── Supplied entries ──
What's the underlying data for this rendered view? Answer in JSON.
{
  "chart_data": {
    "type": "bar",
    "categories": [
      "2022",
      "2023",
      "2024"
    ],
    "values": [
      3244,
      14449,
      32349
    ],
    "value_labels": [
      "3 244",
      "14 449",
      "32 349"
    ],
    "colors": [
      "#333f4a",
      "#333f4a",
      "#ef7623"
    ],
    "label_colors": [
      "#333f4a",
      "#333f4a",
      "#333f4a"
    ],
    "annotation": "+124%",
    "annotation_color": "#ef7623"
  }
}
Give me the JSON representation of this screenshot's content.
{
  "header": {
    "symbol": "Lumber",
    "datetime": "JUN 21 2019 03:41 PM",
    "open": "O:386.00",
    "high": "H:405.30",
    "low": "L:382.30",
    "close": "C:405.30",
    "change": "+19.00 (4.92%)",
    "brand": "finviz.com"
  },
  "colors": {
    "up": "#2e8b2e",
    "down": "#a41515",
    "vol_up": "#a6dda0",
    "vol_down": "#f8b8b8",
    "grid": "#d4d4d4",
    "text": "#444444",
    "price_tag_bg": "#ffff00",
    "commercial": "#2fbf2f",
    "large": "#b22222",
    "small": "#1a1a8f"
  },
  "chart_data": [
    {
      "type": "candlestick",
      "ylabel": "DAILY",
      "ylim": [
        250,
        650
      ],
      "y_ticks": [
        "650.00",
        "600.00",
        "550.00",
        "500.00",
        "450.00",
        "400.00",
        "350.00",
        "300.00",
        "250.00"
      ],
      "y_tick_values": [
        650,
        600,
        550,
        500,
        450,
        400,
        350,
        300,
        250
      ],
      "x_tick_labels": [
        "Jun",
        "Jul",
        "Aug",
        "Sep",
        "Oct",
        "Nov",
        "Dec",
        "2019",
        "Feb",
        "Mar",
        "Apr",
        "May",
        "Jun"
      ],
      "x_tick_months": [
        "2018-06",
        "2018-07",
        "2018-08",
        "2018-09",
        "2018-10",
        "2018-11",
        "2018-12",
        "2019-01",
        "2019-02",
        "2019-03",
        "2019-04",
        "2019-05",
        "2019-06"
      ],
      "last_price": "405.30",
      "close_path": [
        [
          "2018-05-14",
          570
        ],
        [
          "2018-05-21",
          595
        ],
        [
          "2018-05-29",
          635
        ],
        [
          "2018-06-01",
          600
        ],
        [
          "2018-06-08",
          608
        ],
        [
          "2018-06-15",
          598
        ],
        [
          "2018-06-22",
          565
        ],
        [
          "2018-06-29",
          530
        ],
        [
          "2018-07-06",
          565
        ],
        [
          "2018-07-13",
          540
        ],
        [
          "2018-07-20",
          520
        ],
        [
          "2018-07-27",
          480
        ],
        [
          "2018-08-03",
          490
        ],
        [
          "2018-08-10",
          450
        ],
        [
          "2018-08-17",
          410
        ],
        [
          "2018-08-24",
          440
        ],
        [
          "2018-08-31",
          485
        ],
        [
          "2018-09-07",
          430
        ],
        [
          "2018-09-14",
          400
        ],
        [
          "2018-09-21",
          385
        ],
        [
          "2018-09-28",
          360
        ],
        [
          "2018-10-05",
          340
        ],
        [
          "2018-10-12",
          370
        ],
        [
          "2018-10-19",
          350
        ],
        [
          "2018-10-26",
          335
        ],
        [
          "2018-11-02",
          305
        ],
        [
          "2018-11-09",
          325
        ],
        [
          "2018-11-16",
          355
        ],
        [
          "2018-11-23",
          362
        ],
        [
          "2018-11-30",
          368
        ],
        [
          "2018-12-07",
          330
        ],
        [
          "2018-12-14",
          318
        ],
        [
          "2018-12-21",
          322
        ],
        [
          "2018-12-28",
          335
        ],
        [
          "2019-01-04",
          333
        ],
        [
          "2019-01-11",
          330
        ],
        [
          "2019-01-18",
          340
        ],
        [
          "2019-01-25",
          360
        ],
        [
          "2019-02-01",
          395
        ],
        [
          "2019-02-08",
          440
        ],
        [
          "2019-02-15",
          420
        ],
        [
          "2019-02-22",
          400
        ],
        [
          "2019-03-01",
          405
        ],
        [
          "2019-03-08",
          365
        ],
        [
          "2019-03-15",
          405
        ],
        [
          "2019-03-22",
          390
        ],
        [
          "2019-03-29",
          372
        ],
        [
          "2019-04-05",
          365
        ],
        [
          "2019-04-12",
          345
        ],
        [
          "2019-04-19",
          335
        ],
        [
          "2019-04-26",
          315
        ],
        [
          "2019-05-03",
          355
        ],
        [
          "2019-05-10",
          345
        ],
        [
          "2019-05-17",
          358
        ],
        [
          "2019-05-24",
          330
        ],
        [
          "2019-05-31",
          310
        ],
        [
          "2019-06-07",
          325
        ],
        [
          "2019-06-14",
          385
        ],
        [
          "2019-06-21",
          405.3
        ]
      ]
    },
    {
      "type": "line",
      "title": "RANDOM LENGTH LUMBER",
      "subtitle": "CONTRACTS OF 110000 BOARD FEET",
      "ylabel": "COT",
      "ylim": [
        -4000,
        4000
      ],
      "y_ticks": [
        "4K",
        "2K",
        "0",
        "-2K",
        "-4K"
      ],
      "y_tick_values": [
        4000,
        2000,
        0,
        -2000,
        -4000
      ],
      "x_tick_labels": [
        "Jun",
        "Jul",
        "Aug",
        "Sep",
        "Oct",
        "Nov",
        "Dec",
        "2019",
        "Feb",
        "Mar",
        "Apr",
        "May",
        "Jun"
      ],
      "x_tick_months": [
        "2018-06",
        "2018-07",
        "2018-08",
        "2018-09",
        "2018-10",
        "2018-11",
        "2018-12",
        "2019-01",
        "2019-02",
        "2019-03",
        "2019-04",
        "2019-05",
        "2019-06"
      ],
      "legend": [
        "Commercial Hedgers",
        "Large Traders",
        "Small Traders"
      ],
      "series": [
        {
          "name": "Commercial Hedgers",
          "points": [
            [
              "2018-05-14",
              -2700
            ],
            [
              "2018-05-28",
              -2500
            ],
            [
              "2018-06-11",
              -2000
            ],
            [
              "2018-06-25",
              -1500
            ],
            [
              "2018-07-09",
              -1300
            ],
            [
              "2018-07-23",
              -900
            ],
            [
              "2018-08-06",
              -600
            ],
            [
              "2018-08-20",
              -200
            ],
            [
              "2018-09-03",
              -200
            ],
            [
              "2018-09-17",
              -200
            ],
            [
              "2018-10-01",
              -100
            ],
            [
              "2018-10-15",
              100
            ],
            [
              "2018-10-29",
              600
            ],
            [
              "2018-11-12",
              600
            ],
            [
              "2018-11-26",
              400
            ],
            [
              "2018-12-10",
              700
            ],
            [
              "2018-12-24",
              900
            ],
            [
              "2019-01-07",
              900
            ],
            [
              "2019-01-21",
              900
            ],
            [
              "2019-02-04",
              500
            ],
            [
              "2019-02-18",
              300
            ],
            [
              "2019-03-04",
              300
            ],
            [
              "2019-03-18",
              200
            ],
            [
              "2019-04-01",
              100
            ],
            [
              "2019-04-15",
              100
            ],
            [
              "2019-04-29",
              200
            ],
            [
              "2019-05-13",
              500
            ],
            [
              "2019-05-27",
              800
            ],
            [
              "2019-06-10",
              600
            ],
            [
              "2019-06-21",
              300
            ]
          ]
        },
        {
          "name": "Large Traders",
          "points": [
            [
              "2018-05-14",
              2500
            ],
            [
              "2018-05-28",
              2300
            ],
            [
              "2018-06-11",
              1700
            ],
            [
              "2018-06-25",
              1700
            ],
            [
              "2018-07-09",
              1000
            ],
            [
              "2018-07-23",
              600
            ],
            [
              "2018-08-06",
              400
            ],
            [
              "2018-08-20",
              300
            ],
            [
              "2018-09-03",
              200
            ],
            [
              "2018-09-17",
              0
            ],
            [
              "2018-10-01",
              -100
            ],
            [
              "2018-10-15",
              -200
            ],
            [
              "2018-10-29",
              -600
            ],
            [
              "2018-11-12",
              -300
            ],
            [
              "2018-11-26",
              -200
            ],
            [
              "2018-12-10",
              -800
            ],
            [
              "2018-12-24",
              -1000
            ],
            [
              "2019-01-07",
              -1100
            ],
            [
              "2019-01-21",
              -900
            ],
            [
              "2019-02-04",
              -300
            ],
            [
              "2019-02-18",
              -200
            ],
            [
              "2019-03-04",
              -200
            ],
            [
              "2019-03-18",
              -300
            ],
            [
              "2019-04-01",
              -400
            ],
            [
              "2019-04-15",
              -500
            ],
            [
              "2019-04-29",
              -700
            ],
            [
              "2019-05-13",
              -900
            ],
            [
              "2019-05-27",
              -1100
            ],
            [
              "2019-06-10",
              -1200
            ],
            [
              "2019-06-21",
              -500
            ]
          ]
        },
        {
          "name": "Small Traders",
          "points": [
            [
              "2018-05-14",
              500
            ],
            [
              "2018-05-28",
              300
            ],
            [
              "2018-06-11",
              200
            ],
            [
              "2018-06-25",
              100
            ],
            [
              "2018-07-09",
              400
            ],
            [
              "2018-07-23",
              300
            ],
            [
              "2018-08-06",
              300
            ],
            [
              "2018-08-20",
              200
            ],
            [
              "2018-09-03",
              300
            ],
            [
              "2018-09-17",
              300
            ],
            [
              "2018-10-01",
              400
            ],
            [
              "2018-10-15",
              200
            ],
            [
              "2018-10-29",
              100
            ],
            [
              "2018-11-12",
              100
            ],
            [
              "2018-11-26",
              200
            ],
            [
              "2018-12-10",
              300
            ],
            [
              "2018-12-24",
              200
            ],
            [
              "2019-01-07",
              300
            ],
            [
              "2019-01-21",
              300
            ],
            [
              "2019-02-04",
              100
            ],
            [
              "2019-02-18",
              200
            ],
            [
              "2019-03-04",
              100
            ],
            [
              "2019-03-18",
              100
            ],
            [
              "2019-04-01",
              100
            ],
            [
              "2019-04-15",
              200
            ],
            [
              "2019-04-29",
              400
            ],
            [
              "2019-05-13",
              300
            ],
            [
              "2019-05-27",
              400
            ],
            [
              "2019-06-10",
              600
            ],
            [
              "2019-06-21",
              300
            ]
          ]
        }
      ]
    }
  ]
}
───
Give only the number of lines in the listing above that include the string "Traders".

◆ Output of the task: 4